Take down each entry exactly as written.

— Start Supplied data —

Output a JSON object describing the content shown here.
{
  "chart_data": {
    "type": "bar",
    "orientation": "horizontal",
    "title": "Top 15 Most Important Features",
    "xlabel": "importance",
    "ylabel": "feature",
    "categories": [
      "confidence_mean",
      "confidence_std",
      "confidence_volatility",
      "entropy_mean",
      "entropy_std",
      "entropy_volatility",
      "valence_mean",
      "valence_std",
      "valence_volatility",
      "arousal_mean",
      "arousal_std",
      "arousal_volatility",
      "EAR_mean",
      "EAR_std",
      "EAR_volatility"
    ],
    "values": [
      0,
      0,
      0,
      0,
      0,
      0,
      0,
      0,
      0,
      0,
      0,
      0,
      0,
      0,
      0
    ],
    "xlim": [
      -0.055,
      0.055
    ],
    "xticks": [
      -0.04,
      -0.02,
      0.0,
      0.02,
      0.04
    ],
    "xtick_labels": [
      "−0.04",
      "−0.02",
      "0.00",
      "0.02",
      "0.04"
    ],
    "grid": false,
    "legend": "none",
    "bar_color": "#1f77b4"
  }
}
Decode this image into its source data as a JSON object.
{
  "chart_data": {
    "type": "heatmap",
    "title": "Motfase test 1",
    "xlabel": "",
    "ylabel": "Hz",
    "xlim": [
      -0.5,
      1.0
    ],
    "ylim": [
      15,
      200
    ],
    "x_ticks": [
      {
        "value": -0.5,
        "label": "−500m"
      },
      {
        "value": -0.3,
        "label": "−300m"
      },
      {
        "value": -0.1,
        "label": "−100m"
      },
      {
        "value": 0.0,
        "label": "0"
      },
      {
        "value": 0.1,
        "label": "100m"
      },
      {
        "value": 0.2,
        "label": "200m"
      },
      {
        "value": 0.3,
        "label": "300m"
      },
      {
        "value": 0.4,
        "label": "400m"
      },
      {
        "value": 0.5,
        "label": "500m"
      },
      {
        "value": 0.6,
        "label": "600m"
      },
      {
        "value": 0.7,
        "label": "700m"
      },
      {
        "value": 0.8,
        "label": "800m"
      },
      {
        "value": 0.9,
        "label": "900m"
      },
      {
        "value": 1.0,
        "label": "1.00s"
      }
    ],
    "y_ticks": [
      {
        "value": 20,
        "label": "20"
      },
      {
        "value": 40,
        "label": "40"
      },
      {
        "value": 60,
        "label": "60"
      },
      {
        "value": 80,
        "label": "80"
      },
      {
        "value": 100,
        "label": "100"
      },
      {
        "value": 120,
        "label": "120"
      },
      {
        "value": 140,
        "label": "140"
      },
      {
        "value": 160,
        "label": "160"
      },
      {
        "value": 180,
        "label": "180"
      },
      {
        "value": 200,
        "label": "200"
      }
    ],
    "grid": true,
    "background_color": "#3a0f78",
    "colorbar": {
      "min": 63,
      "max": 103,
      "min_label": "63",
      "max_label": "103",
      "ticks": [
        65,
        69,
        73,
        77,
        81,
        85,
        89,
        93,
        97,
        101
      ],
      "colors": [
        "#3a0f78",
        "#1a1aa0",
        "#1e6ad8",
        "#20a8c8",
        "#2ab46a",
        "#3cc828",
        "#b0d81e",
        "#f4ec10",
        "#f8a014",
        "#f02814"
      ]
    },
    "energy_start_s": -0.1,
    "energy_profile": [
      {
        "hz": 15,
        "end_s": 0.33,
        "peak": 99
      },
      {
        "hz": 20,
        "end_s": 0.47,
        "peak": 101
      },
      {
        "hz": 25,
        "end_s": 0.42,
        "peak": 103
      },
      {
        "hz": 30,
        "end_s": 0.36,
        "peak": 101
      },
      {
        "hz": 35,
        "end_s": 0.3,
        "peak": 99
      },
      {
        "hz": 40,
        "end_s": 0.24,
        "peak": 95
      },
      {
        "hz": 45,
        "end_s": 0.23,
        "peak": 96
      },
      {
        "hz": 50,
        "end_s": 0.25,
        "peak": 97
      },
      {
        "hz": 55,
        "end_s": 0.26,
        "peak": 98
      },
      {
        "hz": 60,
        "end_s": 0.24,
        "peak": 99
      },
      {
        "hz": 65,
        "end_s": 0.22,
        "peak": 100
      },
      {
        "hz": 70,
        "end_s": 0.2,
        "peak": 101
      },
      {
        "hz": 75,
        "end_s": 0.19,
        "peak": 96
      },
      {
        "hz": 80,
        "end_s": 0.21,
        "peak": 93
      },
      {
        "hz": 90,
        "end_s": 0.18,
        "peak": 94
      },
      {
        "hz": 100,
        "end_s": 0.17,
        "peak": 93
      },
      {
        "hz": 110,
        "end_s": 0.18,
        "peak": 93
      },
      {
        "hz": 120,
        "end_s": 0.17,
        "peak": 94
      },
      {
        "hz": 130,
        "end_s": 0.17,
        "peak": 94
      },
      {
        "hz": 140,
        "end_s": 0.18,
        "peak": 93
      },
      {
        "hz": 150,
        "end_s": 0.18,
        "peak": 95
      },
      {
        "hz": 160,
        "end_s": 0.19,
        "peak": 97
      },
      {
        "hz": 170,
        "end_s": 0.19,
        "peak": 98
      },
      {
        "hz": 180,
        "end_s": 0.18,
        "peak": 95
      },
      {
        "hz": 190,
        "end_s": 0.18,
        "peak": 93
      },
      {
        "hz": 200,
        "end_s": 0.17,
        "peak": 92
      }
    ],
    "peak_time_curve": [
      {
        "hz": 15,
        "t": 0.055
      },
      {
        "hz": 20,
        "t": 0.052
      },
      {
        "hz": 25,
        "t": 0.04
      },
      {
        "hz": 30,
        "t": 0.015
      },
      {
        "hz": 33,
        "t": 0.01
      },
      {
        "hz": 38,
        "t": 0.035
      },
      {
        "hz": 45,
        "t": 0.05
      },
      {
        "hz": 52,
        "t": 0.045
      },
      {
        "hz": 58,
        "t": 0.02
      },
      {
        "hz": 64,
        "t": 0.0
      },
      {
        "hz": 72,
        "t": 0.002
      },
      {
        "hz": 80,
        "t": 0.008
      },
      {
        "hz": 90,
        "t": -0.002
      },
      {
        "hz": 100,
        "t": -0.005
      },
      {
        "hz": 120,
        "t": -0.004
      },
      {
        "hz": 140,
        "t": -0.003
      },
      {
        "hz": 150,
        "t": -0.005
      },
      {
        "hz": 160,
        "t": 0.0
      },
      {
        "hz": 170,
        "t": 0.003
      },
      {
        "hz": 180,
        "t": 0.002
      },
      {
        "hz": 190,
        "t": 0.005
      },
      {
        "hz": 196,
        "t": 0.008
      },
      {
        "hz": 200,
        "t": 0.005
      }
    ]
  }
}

— End Supplied data —

Expected output:
Output a JSON object describing the content shown here.
{
  "chart_data": {
    "type": "bar",
    "orientation": "horizontal",
    "title": "Top 15 Most Important Features",
    "xlabel": "importance",
    "ylabel": "feature",
    "categories": [
      "confidence_mean",
      "confidence_std",
      "confidence_volatility",
      "entropy_mean",
      "entropy_std",
      "entropy_volatility",
      "valence_mean",
      "valence_std",
      "valence_volatility",
      "arousal_mean",
      "arousal_std",
      "arousal_volatility",
      "EAR_mean",
      "EAR_std",
      "EAR_volatility"
    ],
    "values": [
      0,
      0,
      0,
      0,
      0,
      0,
      0,
      0,
      0,
      0,
      0,
      0,
      0,
      0,
      0
    ],
    "xlim": [
      -0.055,
      0.055
    ],
    "xticks": [
      -0.04,
      -0.02,
      0.0,
      0.02,
      0.04
    ],
    "xtick_labels": [
      "−0.04",
      "−0.02",
      "0.00",
      "0.02",
      "0.04"
    ],
    "grid": false,
    "legend": "none",
    "bar_color": "#1f77b4"
  }
}
Decode this image into its source data as a JSON object.
{
  "chart_data": {
    "type": "heatmap",
    "title": "Motfase test 1",
    "xlabel": "",
    "ylabel": "Hz",
    "xlim": [
      -0.5,
      1.0
    ],
    "ylim": [
      15,
      200
    ],
    "x_ticks": [
      {
        "value": -0.5,
        "label": "−500m"
      },
      {
        "value": -0.3,
        "label": "−300m"
      },
      {
        "value": -0.1,
        "label": "−100m"
      },
      {
        "value": 0.0,
        "label": "0"
      },
      {
        "value": 0.1,
        "label": "100m"
      },
      {
        "value": 0.2,
        "label": "200m"
      },
      {
        "value": 0.3,
        "label": "300m"
      },
      {
        "value": 0.4,
        "label": "400m"
      },
      {
        "value": 0.5,
        "label": "500m"
      },
      {
        "value": 0.6,
        "label": "600m"
      },
      {
        "value": 0.7,
        "label": "700m"
      },
      {
        "value": 0.8,
        "label": "800m"
      },
      {
        "value": 0.9,
        "label": "900m"
      },
      {
        "value": 1.0,
        "label": "1.00s"
      }
    ],
    "y_ticks": [
      {
        "value": 20,
        "label": "20"
      },
      {
        "value": 40,
        "label": "40"
      },
      {
        "value": 60,
        "label": "60"
      },
      {
        "value": 80,
        "label": "80"
      },
      {
        "value": 100,
        "label": "100"
      },
      {
        "value": 120,
        "label": "120"
      },
      {
        "value": 140,
        "label": "140"
      },
      {
        "value": 160,
        "label": "160"
      },
      {
        "value": 180,
        "label": "180"
      },
      {
        "value": 200,
        "label": "200"
      }
    ],
    "grid": true,
    "background_color": "#3a0f78",
    "colorbar": {
      "min": 63,
      "max": 103,
      "min_label": "63",
      "max_label": "103",
      "ticks": [
        65,
        69,
        73,
        77,
        81,
        85,
        89,
        93,
        97,
        101
      ],
      "colors": [
        "#3a0f78",
        "#1a1aa0",
        "#1e6ad8",
        "#20a8c8",
        "#2ab46a",
        "#3cc828",
        "#b0d81e",
        "#f4ec10",
        "#f8a014",
        "#f02814"
      ]
    },
    "energy_start_s": -0.1,
    "energy_profile": [
      {
        "hz": 15,
        "end_s": 0.33,
        "peak": 99
      },
      {
        "hz": 20,
        "end_s": 0.47,
        "peak": 101
      },
      {
        "hz": 25,
        "end_s": 0.42,
        "peak": 103
      },
      {
        "hz": 30,
        "end_s": 0.36,
        "peak": 101
      },
      {
        "hz": 35,
        "end_s": 0.3,
        "peak": 99
      },
      {
        "hz": 40,
        "end_s": 0.24,
        "peak": 95
      },
      {
        "hz": 45,
        "end_s": 0.23,
        "peak": 96
      },
      {
        "hz": 50,
        "end_s": 0.25,
        "peak": 97
      },
      {
        "hz": 55,
        "end_s": 0.26,
        "peak": 98
      },
      {
        "hz": 60,
        "end_s": 0.24,
        "peak": 99
      },
      {
        "hz": 65,
        "end_s": 0.22,
        "peak": 100
      },
      {
        "hz": 70,
        "end_s": 0.2,
        "peak": 101
      },
      {
        "hz": 75,
        "end_s": 0.19,
        "peak": 96
      },
      {
        "hz": 80,
        "end_s": 0.21,
        "peak": 93
      },
      {
        "hz": 90,
        "end_s": 0.18,
        "peak": 94
      },
      {
        "hz": 100,
        "end_s": 0.17,
        "peak": 93
      },
      {
        "hz": 110,
        "end_s": 0.18,
        "peak": 93
      },
      {
        "hz": 120,
        "end_s": 0.17,
        "peak": 94
      },
      {
        "hz": 130,
        "end_s": 0.17,
        "peak": 94
      },
      {
        "hz": 140,
        "end_s": 0.18,
        "peak": 93
      },
      {
        "hz": 150,
        "end_s": 0.18,
        "peak": 95
      },
      {
        "hz": 160,
        "end_s": 0.19,
        "peak": 97
      },
      {
        "hz": 170,
        "end_s": 0.19,
        "peak": 98
      },
      {
        "hz": 180,
        "end_s": 0.18,
        "peak": 95
      },
      {
        "hz": 190,
        "end_s": 0.18,
        "peak": 93
      },
      {
        "hz": 200,
        "end_s": 0.17,
        "peak": 92
      }
    ],
    "peak_time_curve": [
      {
        "hz": 15,
        "t": 0.055
      },
      {
        "hz": 20,
        "t": 0.052
      },
      {
        "hz": 25,
        "t": 0.04
      },
      {
        "hz": 30,
        "t": 0.015
      },
      {
        "hz": 33,
        "t": 0.01
      },
      {
        "hz": 38,
        "t": 0.035
      },
      {
        "hz": 45,
        "t": 0.05
      },
      {
        "hz": 52,
        "t": 0.045
      },
      {
        "hz": 58,
        "t": 0.02
      },
      {
        "hz": 64,
        "t": 0.0
      },
      {
        "hz": 72,
        "t": 0.002
      },
      {
        "hz": 80,
        "t": 0.008
      },
      {
        "hz": 90,
        "t": -0.002
      },
      {
        "hz": 100,
        "t": -0.005
      },
      {
        "hz": 120,
        "t": -0.004
      },
      {
        "hz": 140,
        "t": -0.003
      },
      {
        "hz": 150,
        "t": -0.005
      },
      {
        "hz": 160,
        "t": 0.0
      },
      {
        "hz": 170,
        "t": 0.003
      },
      {
        "hz": 180,
        "t": 0.002
      },
      {
        "hz": 190,
        "t": 0.005
      },
      {
        "hz": 196,
        "t": 0.008
      },
      {
        "hz": 200,
        "t": 0.005
      }
    ]
  }
}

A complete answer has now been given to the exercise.